▸ SET EXERCISE
Print every entry, word for word, and skip the images.

▸ INFORMATION SHOWN
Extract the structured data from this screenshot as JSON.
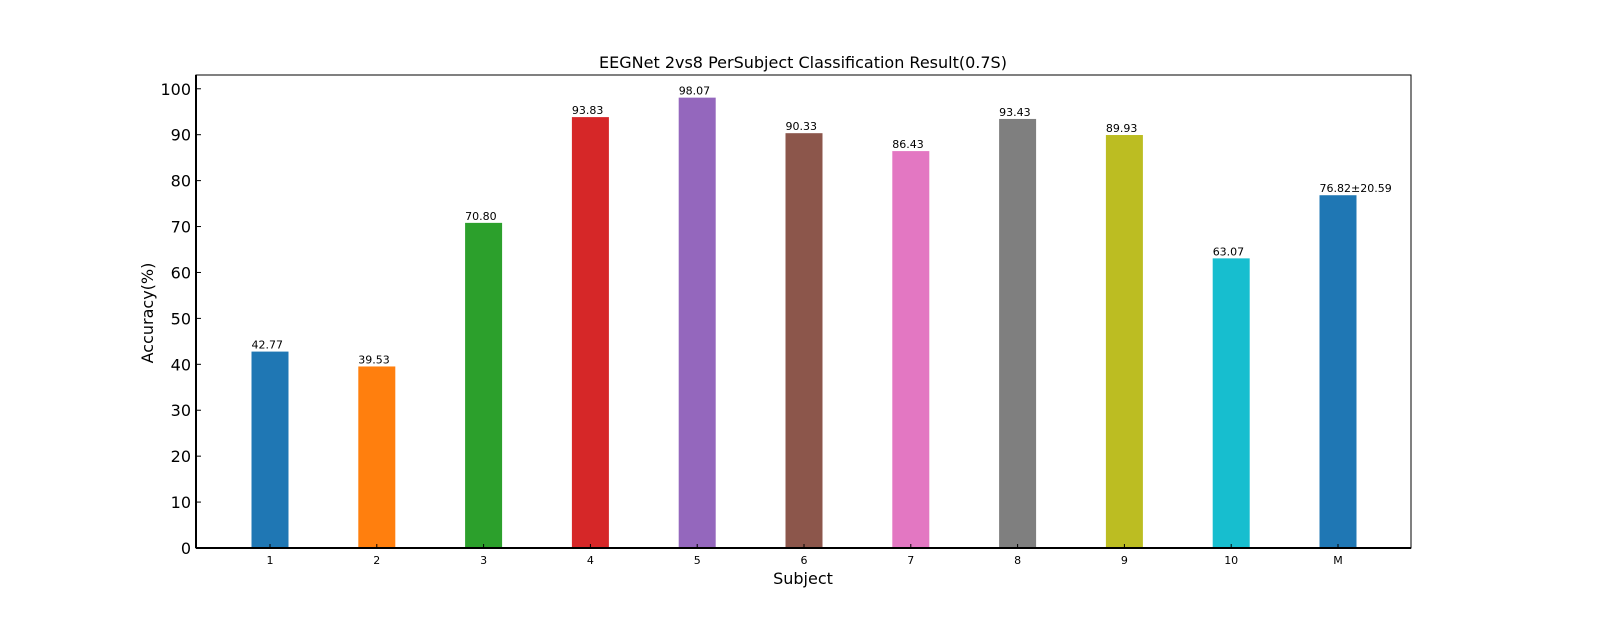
{
  "chart_data": {
    "type": "bar",
    "title": "EEGNet 2vs8 PerSubject Classification Result(0.7S)",
    "xlabel": "Subject",
    "ylabel": "Accuracy(%)",
    "categories": [
      "1",
      "2",
      "3",
      "4",
      "5",
      "6",
      "7",
      "8",
      "9",
      "10",
      "M"
    ],
    "values": [
      42.77,
      39.53,
      70.8,
      93.83,
      98.07,
      90.33,
      86.43,
      93.43,
      89.93,
      63.07,
      76.82
    ],
    "data_labels": [
      "42.77",
      "39.53",
      "70.80",
      "93.83",
      "98.07",
      "90.33",
      "86.43",
      "93.43",
      "89.93",
      "63.07",
      "76.82±20.59"
    ],
    "bar_colors": [
      "#1f77b4",
      "#ff7f0e",
      "#2ca02c",
      "#d62728",
      "#9467bd",
      "#8c564b",
      "#e377c2",
      "#7f7f7f",
      "#bcbd22",
      "#17becf",
      "#1f77b4"
    ],
    "label_colors": [
      "#000000",
      "#000000",
      "#000000",
      "#000000",
      "#000000",
      "#000000",
      "#000000",
      "#000000",
      "#000000",
      "#000000",
      "#ff0000"
    ],
    "yticks": [
      "0",
      "10",
      "20",
      "30",
      "40",
      "50",
      "60",
      "70",
      "80",
      "90",
      "100"
    ],
    "ylim": [
      0,
      103
    ],
    "grid": false,
    "legend": "none"
  }
}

▸ EXERCISE RESPONSE
Extract the structured data from this screenshot as JSON.
{
  "chart_data": {
    "type": "bar",
    "title": "EEGNet 2vs8 PerSubject Classification Result(0.7S)",
    "xlabel": "Subject",
    "ylabel": "Accuracy(%)",
    "categories": [
      "1",
      "2",
      "3",
      "4",
      "5",
      "6",
      "7",
      "8",
      "9",
      "10",
      "M"
    ],
    "values": [
      42.77,
      39.53,
      70.8,
      93.83,
      98.07,
      90.33,
      86.43,
      93.43,
      89.93,
      63.07,
      76.82
    ],
    "data_labels": [
      "42.77",
      "39.53",
      "70.80",
      "93.83",
      "98.07",
      "90.33",
      "86.43",
      "93.43",
      "89.93",
      "63.07",
      "76.82±20.59"
    ],
    "bar_colors": [
      "#1f77b4",
      "#ff7f0e",
      "#2ca02c",
      "#d62728",
      "#9467bd",
      "#8c564b",
      "#e377c2",
      "#7f7f7f",
      "#bcbd22",
      "#17becf",
      "#1f77b4"
    ],
    "label_colors": [
      "#000000",
      "#000000",
      "#000000",
      "#000000",
      "#000000",
      "#000000",
      "#000000",
      "#000000",
      "#000000",
      "#000000",
      "#ff0000"
    ],
    "yticks": [
      "0",
      "10",
      "20",
      "30",
      "40",
      "50",
      "60",
      "70",
      "80",
      "90",
      "100"
    ],
    "ylim": [
      0,
      103
    ],
    "grid": false,
    "legend": "none"
  }
}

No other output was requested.